══ Data provided ══

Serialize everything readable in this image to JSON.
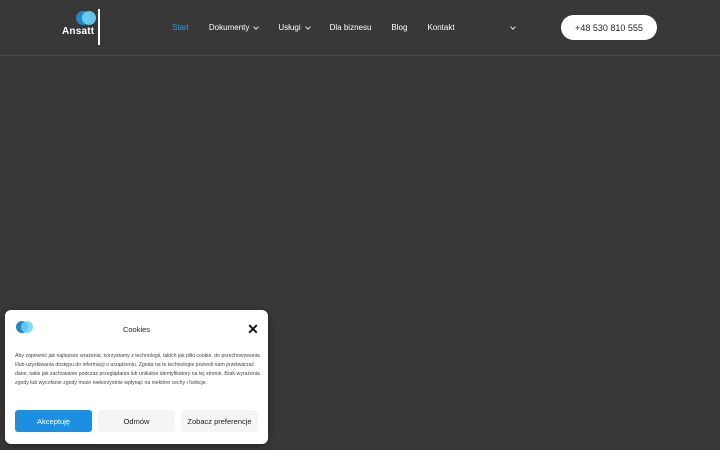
{
  "header": {
    "logo_text": "Ansatt",
    "nav": [
      {
        "label": "Start",
        "dropdown": false,
        "active": true
      },
      {
        "label": "Dokumenty",
        "dropdown": true,
        "active": false
      },
      {
        "label": "Usługi",
        "dropdown": true,
        "active": false
      },
      {
        "label": "Dla biznesu",
        "dropdown": false,
        "active": false
      },
      {
        "label": "Blog",
        "dropdown": false,
        "active": false
      },
      {
        "label": "Kontakt",
        "dropdown": false,
        "active": false
      }
    ],
    "phone": "+48 530 810 555",
    "accent_color": "#2e9be0"
  },
  "cookie": {
    "title": "Cookies",
    "close_icon": "close-icon",
    "body": "Aby zapewnić jak najlepsze wrażenia, korzystamy z technologii, takich jak pliki cookie, do przechowywania i/lub uzyskiwania dostępu do informacji o urządzeniu. Zgoda na te technologie pozwoli nam przetwarzać dane, takie jak zachowanie podczas przeglądania lub unikalne identyfikatory na tej stronie. Brak wyrażenia zgody lub wycofanie zgody może niekorzystnie wpłynąć na niektóre cechy i funkcje.",
    "accept_label": "Akceptuję",
    "deny_label": "Odmów",
    "prefs_label": "Zobacz preferencje",
    "accept_color": "#1b90e3"
  }
}
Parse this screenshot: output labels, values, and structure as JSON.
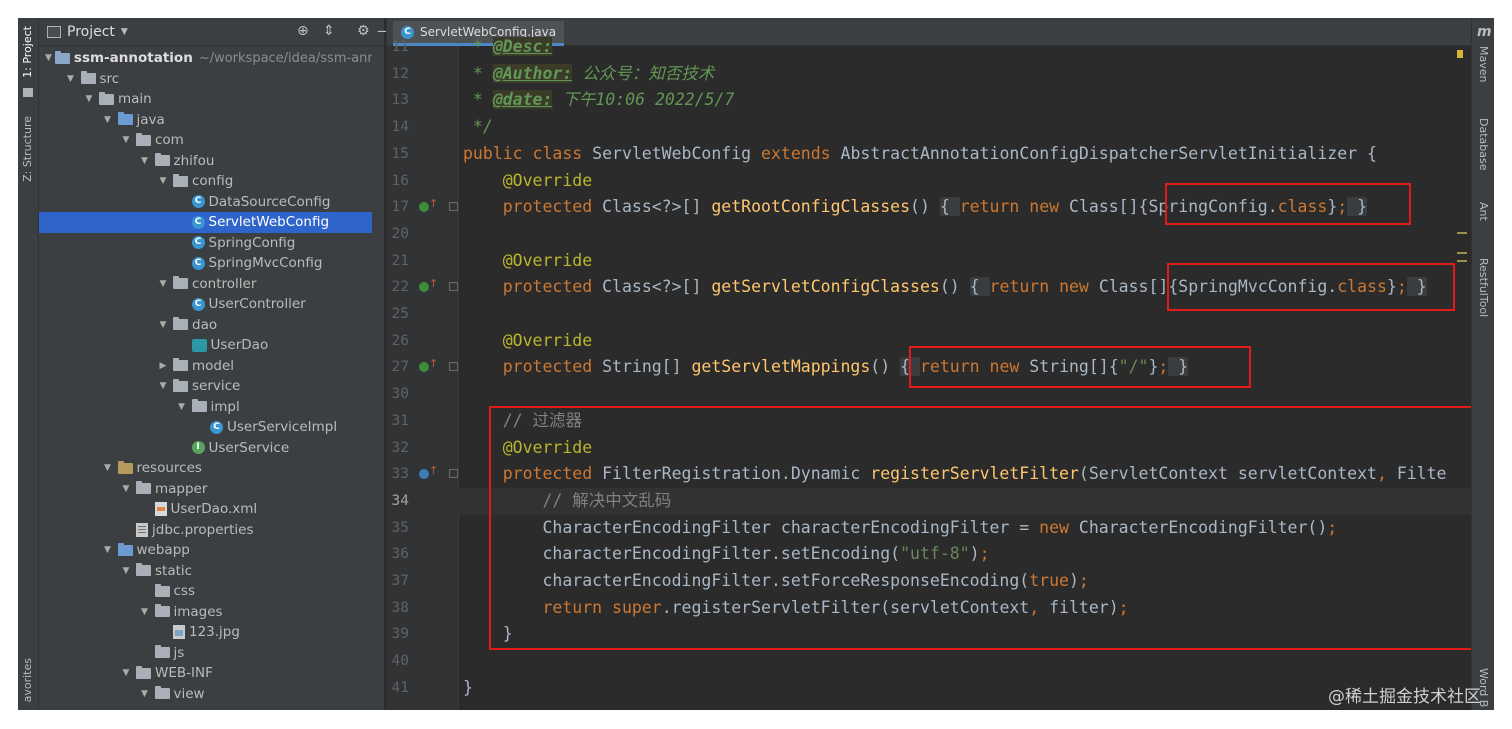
{
  "left_strip": {
    "project_tab": "1: Project",
    "structure_tab": "Z: Structure",
    "favorites_tab": "avorites"
  },
  "project_panel": {
    "title": "Project",
    "tree": [
      {
        "label": "ssm-annotation",
        "hint": "~/workspace/idea/ssm-anno",
        "depth": 0,
        "arrow": "down",
        "icon": "module-folder",
        "bold": true
      },
      {
        "label": "src",
        "depth": 1,
        "arrow": "down",
        "icon": "folder"
      },
      {
        "label": "main",
        "depth": 2,
        "arrow": "down",
        "icon": "folder"
      },
      {
        "label": "java",
        "depth": 3,
        "arrow": "down",
        "icon": "blue-folder"
      },
      {
        "label": "com",
        "depth": 4,
        "arrow": "down",
        "icon": "folder"
      },
      {
        "label": "zhifou",
        "depth": 5,
        "arrow": "down",
        "icon": "folder"
      },
      {
        "label": "config",
        "depth": 6,
        "arrow": "down",
        "icon": "folder"
      },
      {
        "label": "DataSourceConfig",
        "depth": 7,
        "arrow": "none",
        "icon": "class"
      },
      {
        "label": "ServletWebConfig",
        "depth": 7,
        "arrow": "none",
        "icon": "class",
        "selected": true
      },
      {
        "label": "SpringConfig",
        "depth": 7,
        "arrow": "none",
        "icon": "class"
      },
      {
        "label": "SpringMvcConfig",
        "depth": 7,
        "arrow": "none",
        "icon": "class"
      },
      {
        "label": "controller",
        "depth": 6,
        "arrow": "down",
        "icon": "folder"
      },
      {
        "label": "UserController",
        "depth": 7,
        "arrow": "none",
        "icon": "class"
      },
      {
        "label": "dao",
        "depth": 6,
        "arrow": "down",
        "icon": "folder"
      },
      {
        "label": "UserDao",
        "depth": 7,
        "arrow": "none",
        "icon": "dao"
      },
      {
        "label": "model",
        "depth": 6,
        "arrow": "right",
        "icon": "folder"
      },
      {
        "label": "service",
        "depth": 6,
        "arrow": "down",
        "icon": "folder"
      },
      {
        "label": "impl",
        "depth": 7,
        "arrow": "down",
        "icon": "folder"
      },
      {
        "label": "UserServiceImpl",
        "depth": 8,
        "arrow": "none",
        "icon": "class"
      },
      {
        "label": "UserService",
        "depth": 7,
        "arrow": "none",
        "icon": "interface"
      },
      {
        "label": "resources",
        "depth": 3,
        "arrow": "down",
        "icon": "res-folder"
      },
      {
        "label": "mapper",
        "depth": 4,
        "arrow": "down",
        "icon": "folder"
      },
      {
        "label": "UserDao.xml",
        "depth": 5,
        "arrow": "none",
        "icon": "xml"
      },
      {
        "label": "jdbc.properties",
        "depth": 4,
        "arrow": "none",
        "icon": "properties"
      },
      {
        "label": "webapp",
        "depth": 3,
        "arrow": "down",
        "icon": "blue-folder"
      },
      {
        "label": "static",
        "depth": 4,
        "arrow": "down",
        "icon": "folder"
      },
      {
        "label": "css",
        "depth": 5,
        "arrow": "none",
        "icon": "folder"
      },
      {
        "label": "images",
        "depth": 5,
        "arrow": "down",
        "icon": "folder"
      },
      {
        "label": "123.jpg",
        "depth": 6,
        "arrow": "none",
        "icon": "image"
      },
      {
        "label": "js",
        "depth": 5,
        "arrow": "none",
        "icon": "folder"
      },
      {
        "label": "WEB-INF",
        "depth": 4,
        "arrow": "down",
        "icon": "folder"
      },
      {
        "label": "view",
        "depth": 5,
        "arrow": "down",
        "icon": "folder"
      }
    ]
  },
  "editor": {
    "tab_label": "ServletWebConfig.java",
    "current_line": "34",
    "lines": [
      {
        "num": "11",
        "segs": [
          [
            "doc",
            " * "
          ],
          [
            "doc-tag",
            "@Desc:"
          ]
        ]
      },
      {
        "num": "12",
        "segs": [
          [
            "doc",
            " * "
          ],
          [
            "doc-tag",
            "@Author:"
          ],
          [
            "doc",
            " 公众号：知否技术"
          ]
        ]
      },
      {
        "num": "13",
        "segs": [
          [
            "doc",
            " * "
          ],
          [
            "doc-tag",
            "@date:"
          ],
          [
            "doc",
            " 下午10:06 2022/5/7"
          ]
        ]
      },
      {
        "num": "14",
        "segs": [
          [
            "doc",
            " */"
          ]
        ]
      },
      {
        "num": "15",
        "segs": [
          [
            "kw",
            "public class "
          ],
          [
            "plain",
            "ServletWebConfig "
          ],
          [
            "kw",
            "extends "
          ],
          [
            "plain",
            "AbstractAnnotationConfigDispatcherServletInitializer {"
          ]
        ]
      },
      {
        "num": "16",
        "segs": [
          [
            "ann",
            "    @Override"
          ]
        ]
      },
      {
        "num": "17",
        "mark": "green",
        "segs": [
          [
            "kw",
            "    protected "
          ],
          [
            "plain",
            "Class<?>[] "
          ],
          [
            "fn",
            "getRootConfigClasses"
          ],
          [
            "plain",
            "() "
          ],
          [
            "box",
            "{ "
          ],
          [
            "kw",
            "return new "
          ],
          [
            "plain",
            "Class[]{SpringConfig."
          ],
          [
            "kw",
            "class"
          ],
          [
            "plain",
            "}"
          ],
          [
            "kw",
            ";"
          ],
          [
            "box",
            " }"
          ]
        ]
      },
      {
        "num": "20",
        "segs": []
      },
      {
        "num": "21",
        "segs": [
          [
            "ann",
            "    @Override"
          ]
        ]
      },
      {
        "num": "22",
        "mark": "green",
        "segs": [
          [
            "kw",
            "    protected "
          ],
          [
            "plain",
            "Class<?>[] "
          ],
          [
            "fn",
            "getServletConfigClasses"
          ],
          [
            "plain",
            "() "
          ],
          [
            "box",
            "{ "
          ],
          [
            "kw",
            "return new "
          ],
          [
            "plain",
            "Class[]{SpringMvcConfig."
          ],
          [
            "kw",
            "class"
          ],
          [
            "plain",
            "}"
          ],
          [
            "kw",
            ";"
          ],
          [
            "box",
            " }"
          ]
        ]
      },
      {
        "num": "25",
        "segs": []
      },
      {
        "num": "26",
        "segs": [
          [
            "ann",
            "    @Override"
          ]
        ]
      },
      {
        "num": "27",
        "mark": "green",
        "segs": [
          [
            "kw",
            "    protected "
          ],
          [
            "plain",
            "String[] "
          ],
          [
            "fn",
            "getServletMappings"
          ],
          [
            "plain",
            "() "
          ],
          [
            "box",
            "{ "
          ],
          [
            "kw",
            "return new "
          ],
          [
            "plain",
            "String[]{"
          ],
          [
            "str",
            "\"/\""
          ],
          [
            "plain",
            "}"
          ],
          [
            "kw",
            ";"
          ],
          [
            "box",
            " }"
          ]
        ]
      },
      {
        "num": "30",
        "segs": []
      },
      {
        "num": "31",
        "segs": [
          [
            "cmt",
            "    // 过滤器"
          ]
        ]
      },
      {
        "num": "32",
        "segs": [
          [
            "ann",
            "    @Override"
          ]
        ]
      },
      {
        "num": "33",
        "mark": "blue",
        "segs": [
          [
            "kw",
            "    protected "
          ],
          [
            "plain",
            "FilterRegistration.Dynamic "
          ],
          [
            "fn",
            "registerServletFilter"
          ],
          [
            "plain",
            "(ServletContext servletContext"
          ],
          [
            "kw",
            ", "
          ],
          [
            "plain",
            "Filte"
          ]
        ]
      },
      {
        "num": "34",
        "segs": [
          [
            "cmt",
            "        // 解决中文乱码"
          ]
        ]
      },
      {
        "num": "35",
        "segs": [
          [
            "plain",
            "        CharacterEncodingFilter characterEncodingFilter = "
          ],
          [
            "kw",
            "new "
          ],
          [
            "plain",
            "CharacterEncodingFilter()"
          ],
          [
            "kw",
            ";"
          ]
        ]
      },
      {
        "num": "36",
        "segs": [
          [
            "plain",
            "        characterEncodingFilter.setEncoding("
          ],
          [
            "str",
            "\"utf-8\""
          ],
          [
            "plain",
            ")"
          ],
          [
            "kw",
            ";"
          ]
        ]
      },
      {
        "num": "37",
        "segs": [
          [
            "plain",
            "        characterEncodingFilter.setForceResponseEncoding("
          ],
          [
            "kw",
            "true"
          ],
          [
            "plain",
            ")"
          ],
          [
            "kw",
            ";"
          ]
        ]
      },
      {
        "num": "38",
        "segs": [
          [
            "kw",
            "        return super"
          ],
          [
            "plain",
            ".registerServletFilter(servletContext"
          ],
          [
            "kw",
            ", "
          ],
          [
            "plain",
            "filter)"
          ],
          [
            "kw",
            ";"
          ]
        ]
      },
      {
        "num": "39",
        "segs": [
          [
            "plain",
            "    }"
          ]
        ]
      },
      {
        "num": "40",
        "segs": []
      },
      {
        "num": "41",
        "segs": [
          [
            "plain",
            "}"
          ]
        ]
      }
    ]
  },
  "right_strip": {
    "m": "m",
    "maven": "Maven",
    "database": "Database",
    "ant": "Ant",
    "restful": "RestfulTool",
    "word": "Word B"
  },
  "watermark": "@稀土掘金技术社区",
  "colors": {
    "highlight_box": "#e21a1a",
    "selection": "#2f65ca",
    "keyword": "#cc7832",
    "method": "#ffc66d",
    "annotation": "#bbb529",
    "string": "#6a8759",
    "comment": "#808080",
    "doc": "#629755"
  }
}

═══

# [Brief]
From the entries above, collect every line with the string "java" in it.

# [Answer to this problem]
        "label": "java",
    "tab_label": "ServletWebConfig.java",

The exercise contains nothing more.